Your goal: Lines containing the word "name" need to be counted. Please reply with how many there are, and nothing else.

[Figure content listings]
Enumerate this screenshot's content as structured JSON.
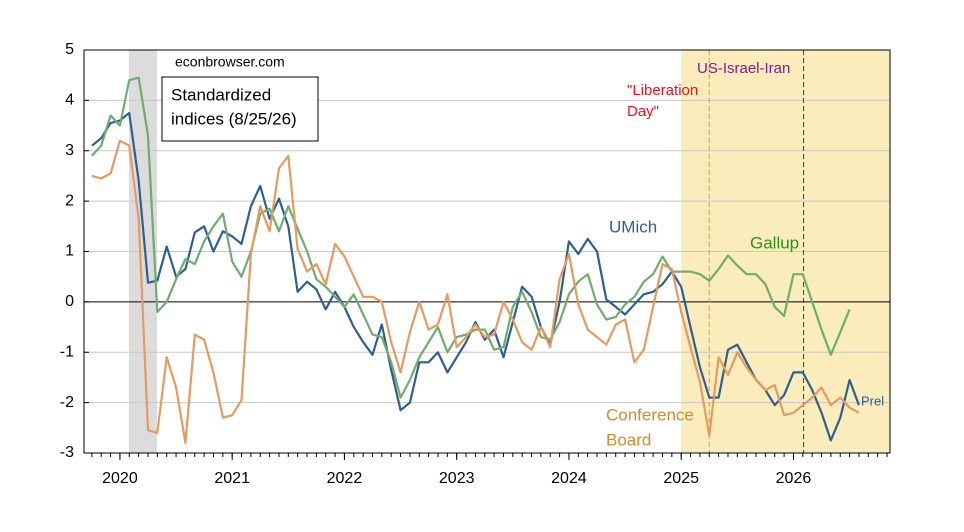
{
  "chart_data": {
    "type": "line",
    "site": "econbrowser.com",
    "legend_box": [
      "Standardized",
      "indices (8/25/26)"
    ],
    "annotations": [
      {
        "lines": [
          "\"Liberation",
          "Day\""
        ],
        "color": "#e8141e",
        "x": 2025.25,
        "line_color": "#e8912e"
      },
      {
        "lines": [
          "US-Israel-Iran"
        ],
        "color": "#8b1a8b",
        "x": 2026.09,
        "line_color": "#7b1a7b"
      }
    ],
    "series_labels": [
      [
        "UMich"
      ],
      [
        "Gallup"
      ],
      [
        "Conference",
        "Board"
      ]
    ],
    "prelim_label": "Prel",
    "recession": [
      2020.08,
      2020.33
    ],
    "highlight": [
      2025,
      2026.86
    ],
    "highlight_color": "#fbecbb",
    "recession_color": "#dcdcdc",
    "xlim": [
      2019.68,
      2026.86
    ],
    "xticks": [
      2020,
      2021,
      2022,
      2023,
      2024,
      2025,
      2026
    ],
    "ylim": [
      -3,
      5
    ],
    "yticks": [
      -3,
      -2,
      -1,
      0,
      1,
      2,
      3,
      4,
      5
    ],
    "grid": true,
    "x": [
      2019.75,
      2019.833,
      2019.917,
      2020,
      2020.083,
      2020.167,
      2020.25,
      2020.333,
      2020.417,
      2020.5,
      2020.583,
      2020.667,
      2020.75,
      2020.833,
      2020.917,
      2021,
      2021.083,
      2021.167,
      2021.25,
      2021.333,
      2021.417,
      2021.5,
      2021.583,
      2021.667,
      2021.75,
      2021.833,
      2021.917,
      2022,
      2022.083,
      2022.167,
      2022.25,
      2022.333,
      2022.417,
      2022.5,
      2022.583,
      2022.667,
      2022.75,
      2022.833,
      2022.917,
      2023,
      2023.083,
      2023.167,
      2023.25,
      2023.333,
      2023.417,
      2023.5,
      2023.583,
      2023.667,
      2023.75,
      2023.833,
      2023.917,
      2024,
      2024.083,
      2024.167,
      2024.25,
      2024.333,
      2024.417,
      2024.5,
      2024.583,
      2024.667,
      2024.75,
      2024.833,
      2024.917,
      2025,
      2025.083,
      2025.167,
      2025.25,
      2025.333,
      2025.417,
      2025.5,
      2025.583,
      2025.667,
      2025.75,
      2025.833,
      2025.917,
      2026,
      2026.083,
      2026.167,
      2026.25,
      2026.333,
      2026.417,
      2026.5,
      2026.583
    ],
    "series": [
      {
        "name": "UMich",
        "color": "#2f5f8f",
        "values": [
          3.1,
          3.25,
          3.55,
          3.6,
          3.75,
          2.4,
          0.38,
          0.42,
          1.1,
          0.5,
          0.65,
          1.38,
          1.5,
          1.0,
          1.4,
          1.3,
          1.15,
          1.9,
          2.3,
          1.65,
          2.05,
          1.5,
          0.2,
          0.4,
          0.25,
          -0.15,
          0.2,
          -0.1,
          -0.5,
          -0.8,
          -1.05,
          -0.45,
          -1.35,
          -2.15,
          -2.0,
          -1.2,
          -1.2,
          -1.0,
          -1.4,
          -1.1,
          -0.8,
          -0.4,
          -0.75,
          -0.55,
          -1.1,
          -0.4,
          0.3,
          0.1,
          -0.5,
          -0.85,
          0.0,
          1.2,
          0.95,
          1.25,
          1.0,
          0.05,
          -0.1,
          -0.25,
          -0.05,
          0.15,
          0.2,
          0.35,
          0.6,
          0.3,
          -0.5,
          -1.3,
          -1.9,
          -1.9,
          -0.95,
          -0.85,
          -1.2,
          -1.55,
          -1.75,
          -2.05,
          -1.85,
          -1.4,
          -1.4,
          -1.75,
          -2.2,
          -2.75,
          -2.3,
          -1.55,
          -2.05
        ]
      },
      {
        "name": "Gallup",
        "color": "#6fac6f",
        "values": [
          2.9,
          3.1,
          3.7,
          3.5,
          4.4,
          4.45,
          3.3,
          -0.2,
          0.0,
          0.45,
          0.85,
          0.75,
          1.2,
          1.5,
          1.75,
          0.8,
          0.5,
          1.0,
          1.75,
          1.85,
          1.4,
          1.9,
          1.45,
          1.0,
          0.45,
          0.3,
          0.1,
          -0.1,
          0.15,
          -0.25,
          -0.65,
          -0.7,
          -1.2,
          -1.9,
          -1.55,
          -1.1,
          -0.8,
          -0.5,
          -1.0,
          -0.7,
          -0.65,
          -0.55,
          -0.55,
          -0.95,
          -0.9,
          -0.1,
          0.2,
          -0.2,
          -0.7,
          -0.75,
          -0.4,
          0.15,
          0.4,
          0.55,
          -0.05,
          -0.35,
          -0.3,
          -0.05,
          0.1,
          0.4,
          0.55,
          0.9,
          0.6,
          0.6,
          0.6,
          0.55,
          0.42,
          0.65,
          0.92,
          0.72,
          0.55,
          0.55,
          0.35,
          -0.1,
          -0.28,
          0.55,
          0.55,
          0.0,
          -0.55,
          -1.05,
          -0.6,
          -0.15,
          null
        ]
      },
      {
        "name": "Conference Board",
        "color": "#e39a63",
        "values": [
          2.5,
          2.45,
          2.55,
          3.2,
          3.1,
          1.65,
          -2.55,
          -2.6,
          -1.1,
          -1.7,
          -2.8,
          -0.65,
          -0.75,
          -1.4,
          -2.3,
          -2.25,
          -1.95,
          0.95,
          1.9,
          1.4,
          2.65,
          2.9,
          1.05,
          0.6,
          0.75,
          0.35,
          1.15,
          0.9,
          0.5,
          0.1,
          0.1,
          0.0,
          -0.8,
          -1.4,
          -0.6,
          0.0,
          -0.55,
          -0.45,
          0.15,
          -0.9,
          -0.7,
          -0.45,
          -0.7,
          -0.65,
          0.0,
          -0.35,
          -0.8,
          -0.95,
          -0.5,
          -0.9,
          0.45,
          0.95,
          -0.05,
          -0.55,
          -0.7,
          -0.85,
          -0.45,
          -0.35,
          -1.2,
          -0.95,
          -0.1,
          0.75,
          0.65,
          -0.2,
          -0.9,
          -1.6,
          -2.65,
          -1.1,
          -1.45,
          -1.0,
          -1.3,
          -1.55,
          -1.75,
          -1.65,
          -2.25,
          -2.2,
          -2.05,
          -1.9,
          -1.7,
          -2.05,
          -1.9,
          -2.1,
          -2.2
        ]
      }
    ]
  }
}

The response: 3